## REQUIRED TASK
Copy every record below exactly as written, but leave out the pictures.

## ENTRIES
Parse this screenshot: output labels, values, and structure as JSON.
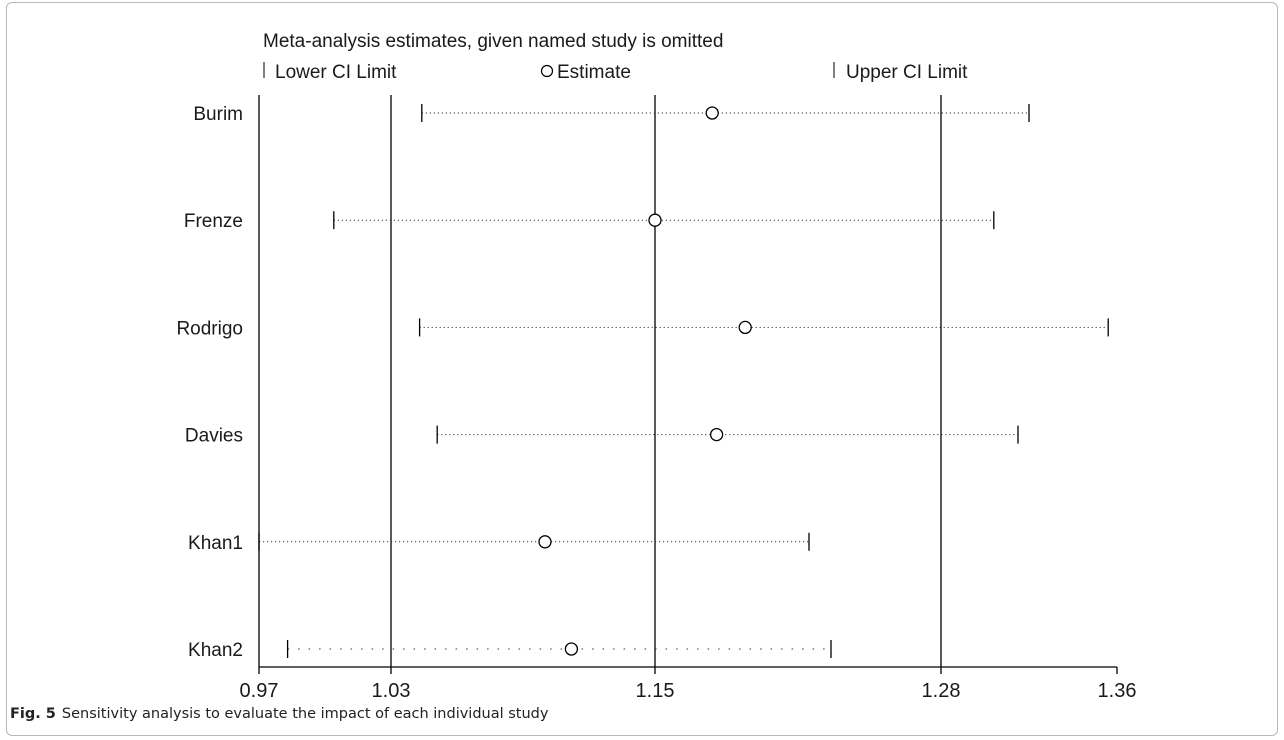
{
  "chart_data": {
    "type": "forest",
    "title": "Meta-analysis estimates, given named study is omitted",
    "legend": {
      "lower": "Lower CI Limit",
      "estimate": "Estimate",
      "upper": "Upper CI Limit"
    },
    "xlim": [
      0.97,
      1.36
    ],
    "xticks": [
      0.97,
      1.03,
      1.15,
      1.28,
      1.36
    ],
    "xtick_labels": [
      "0.97",
      "1.03",
      "1.15",
      "1.28",
      "1.36"
    ],
    "reference_lines": [
      1.03,
      1.15,
      1.28
    ],
    "studies": [
      {
        "name": "Burim",
        "lower": 1.044,
        "estimate": 1.176,
        "upper": 1.32
      },
      {
        "name": "Frenze",
        "lower": 1.004,
        "estimate": 1.15,
        "upper": 1.304
      },
      {
        "name": "Rodrigo",
        "lower": 1.043,
        "estimate": 1.191,
        "upper": 1.356
      },
      {
        "name": "Davies",
        "lower": 1.051,
        "estimate": 1.178,
        "upper": 1.315
      },
      {
        "name": "Khan1",
        "lower": 0.97,
        "estimate": 1.1,
        "upper": 1.22
      },
      {
        "name": "Khan2",
        "lower": 0.983,
        "estimate": 1.112,
        "upper": 1.23
      }
    ]
  },
  "caption": {
    "label": "Fig. 5",
    "text": "Sensitivity analysis to evaluate the impact of each individual study"
  }
}
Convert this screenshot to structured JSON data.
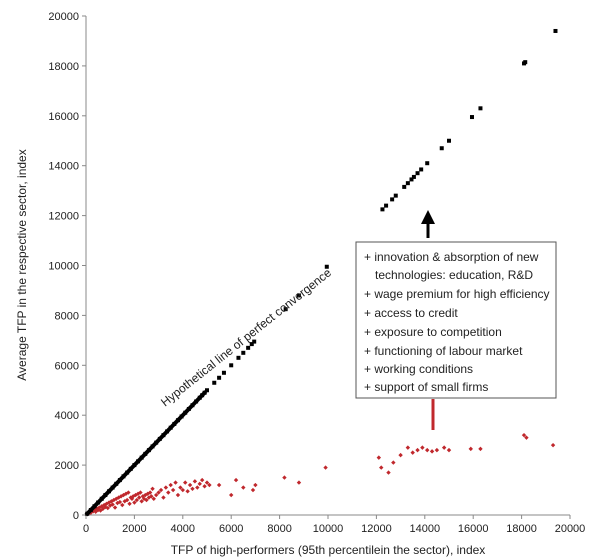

## THE COMPLETED TASK
Parse this screenshot: output labels, values, and structure as JSON.
{
  "chart_data": {
    "type": "forest",
    "title": "Meta-analysis estimates, given named study is omitted",
    "legend": {
      "lower": "Lower CI Limit",
      "estimate": "Estimate",
      "upper": "Upper CI Limit"
    },
    "xlim": [
      0.97,
      1.36
    ],
    "xticks": [
      0.97,
      1.03,
      1.15,
      1.28,
      1.36
    ],
    "xtick_labels": [
      "0.97",
      "1.03",
      "1.15",
      "1.28",
      "1.36"
    ],
    "reference_lines": [
      1.03,
      1.15,
      1.28
    ],
    "studies": [
      {
        "name": "Burim",
        "lower": 1.044,
        "estimate": 1.176,
        "upper": 1.32
      },
      {
        "name": "Frenze",
        "lower": 1.004,
        "estimate": 1.15,
        "upper": 1.304
      },
      {
        "name": "Rodrigo",
        "lower": 1.043,
        "estimate": 1.191,
        "upper": 1.356
      },
      {
        "name": "Davies",
        "lower": 1.051,
        "estimate": 1.178,
        "upper": 1.315
      },
      {
        "name": "Khan1",
        "lower": 0.97,
        "estimate": 1.1,
        "upper": 1.22
      },
      {
        "name": "Khan2",
        "lower": 0.983,
        "estimate": 1.112,
        "upper": 1.23
      }
    ]
  },
  "caption": {
    "label": "Fig. 5",
    "text": "Sensitivity analysis to evaluate the impact of each individual study"
  }
}
Convert this screenshot to structured JSON data.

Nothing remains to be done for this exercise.